Everything in the data should be repeated exactly, save for the images.

**Provided entries**.
****

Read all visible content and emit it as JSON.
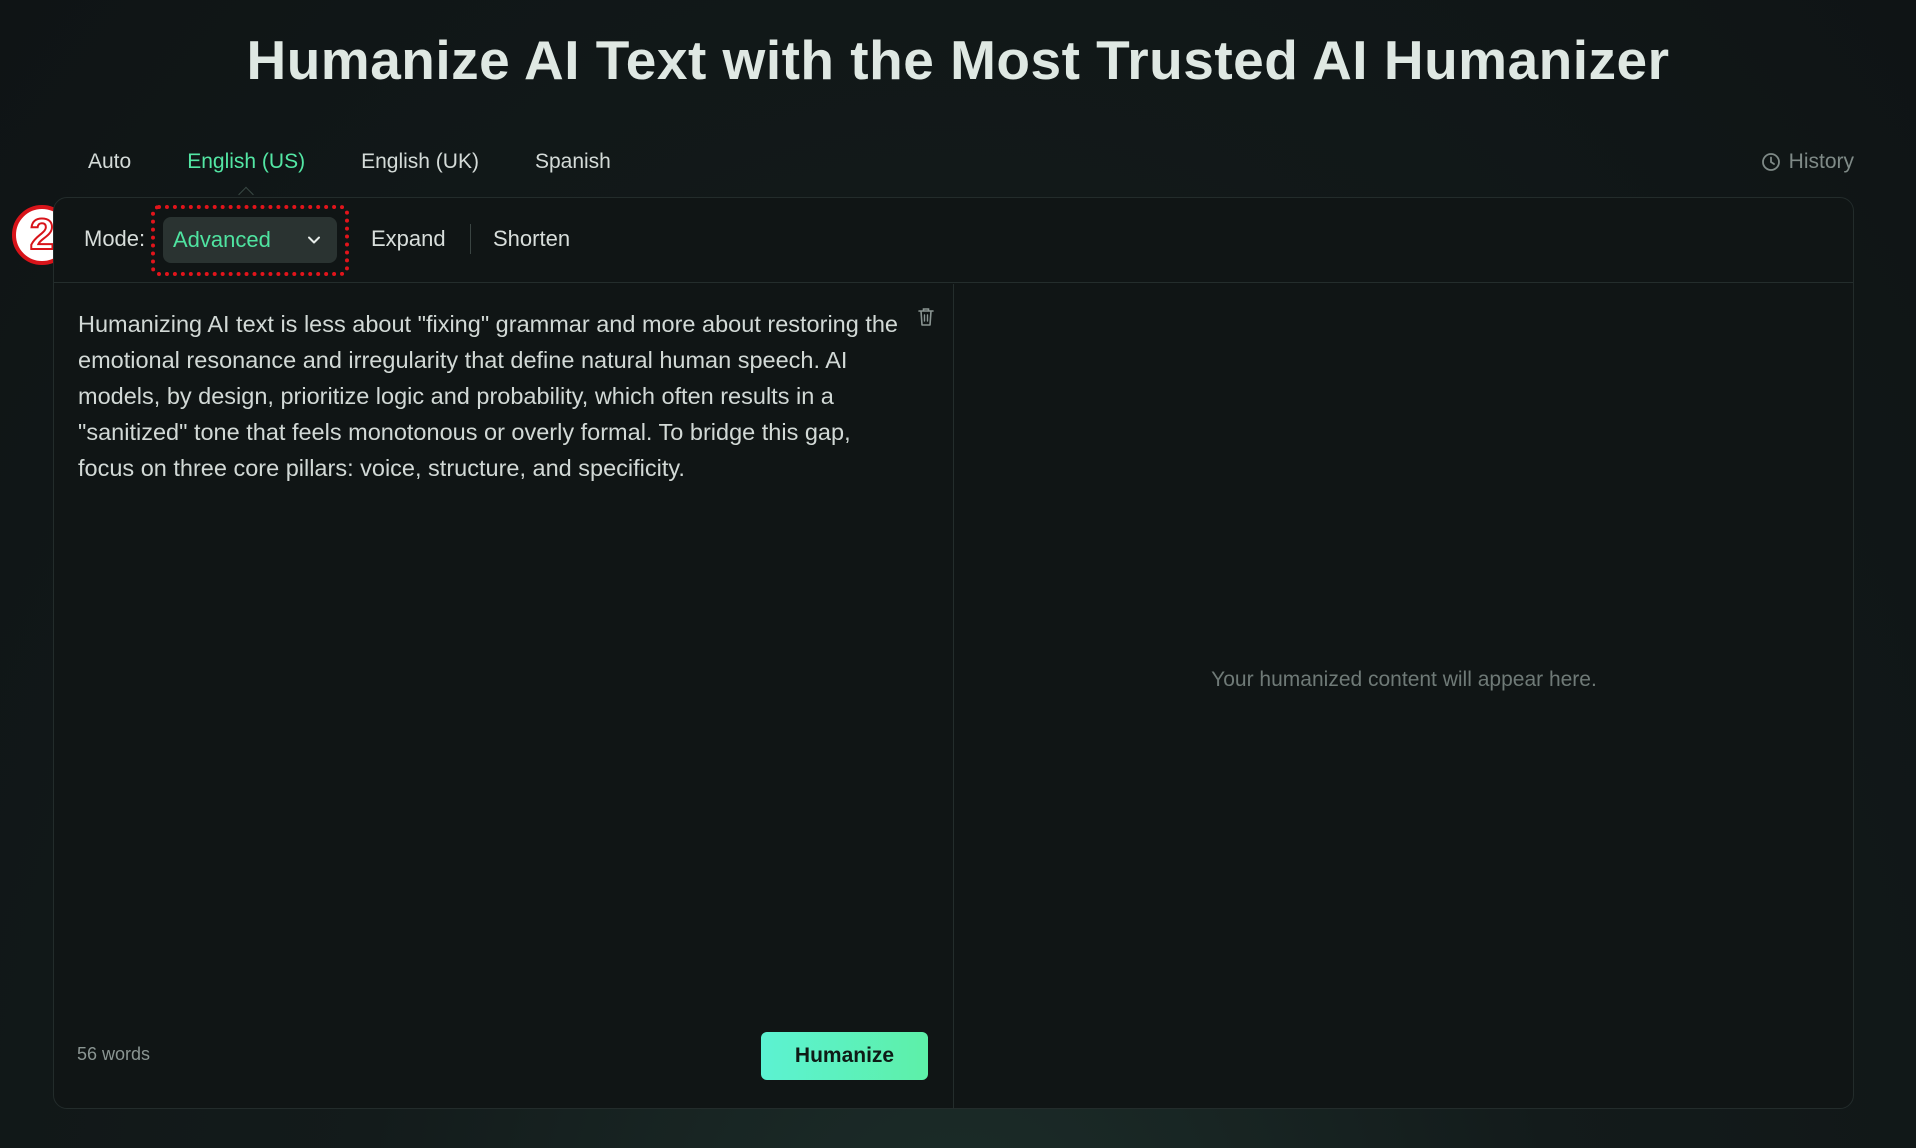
{
  "page": {
    "title": "Humanize AI Text with the Most Trusted AI Humanizer"
  },
  "language_tabs": [
    {
      "label": "Auto",
      "active": false
    },
    {
      "label": "English (US)",
      "active": true
    },
    {
      "label": "English (UK)",
      "active": false
    },
    {
      "label": "Spanish",
      "active": false
    }
  ],
  "history": {
    "label": "History",
    "icon": "clock-icon"
  },
  "toolbar": {
    "mode_label": "Mode:",
    "mode_selected": "Advanced",
    "mode_options": [
      "Expand",
      "Shorten"
    ]
  },
  "annotation": {
    "step": "2",
    "color": "#d8141a"
  },
  "editor": {
    "input_text": "Humanizing AI text is less about \"fixing\" grammar and more about restoring the emotional resonance and irregularity that define natural human speech. AI models, by design, prioritize logic and probability, which often results in a \"sanitized\" tone that feels monotonous or overly formal. To bridge this gap, focus on three core pillars: voice, structure, and specificity.",
    "word_count": "56 words",
    "humanize_label": "Humanize",
    "output_placeholder": "Your humanized content will appear here."
  },
  "colors": {
    "accent": "#4fe3a0",
    "button_gradient_start": "#5cf2d2",
    "button_gradient_end": "#5df0a8",
    "background": "#0f1415"
  }
}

****

**Expected answer**.
Read all visible content and emit it as JSON.
{
  "page": {
    "title": "Humanize AI Text with the Most Trusted AI Humanizer"
  },
  "language_tabs": [
    {
      "label": "Auto",
      "active": false
    },
    {
      "label": "English (US)",
      "active": true
    },
    {
      "label": "English (UK)",
      "active": false
    },
    {
      "label": "Spanish",
      "active": false
    }
  ],
  "history": {
    "label": "History",
    "icon": "clock-icon"
  },
  "toolbar": {
    "mode_label": "Mode:",
    "mode_selected": "Advanced",
    "mode_options": [
      "Expand",
      "Shorten"
    ]
  },
  "annotation": {
    "step": "2",
    "color": "#d8141a"
  },
  "editor": {
    "input_text": "Humanizing AI text is less about \"fixing\" grammar and more about restoring the emotional resonance and irregularity that define natural human speech. AI models, by design, prioritize logic and probability, which often results in a \"sanitized\" tone that feels monotonous or overly formal. To bridge this gap, focus on three core pillars: voice, structure, and specificity.",
    "word_count": "56 words",
    "humanize_label": "Humanize",
    "output_placeholder": "Your humanized content will appear here."
  },
  "colors": {
    "accent": "#4fe3a0",
    "button_gradient_start": "#5cf2d2",
    "button_gradient_end": "#5df0a8",
    "background": "#0f1415"
  }
}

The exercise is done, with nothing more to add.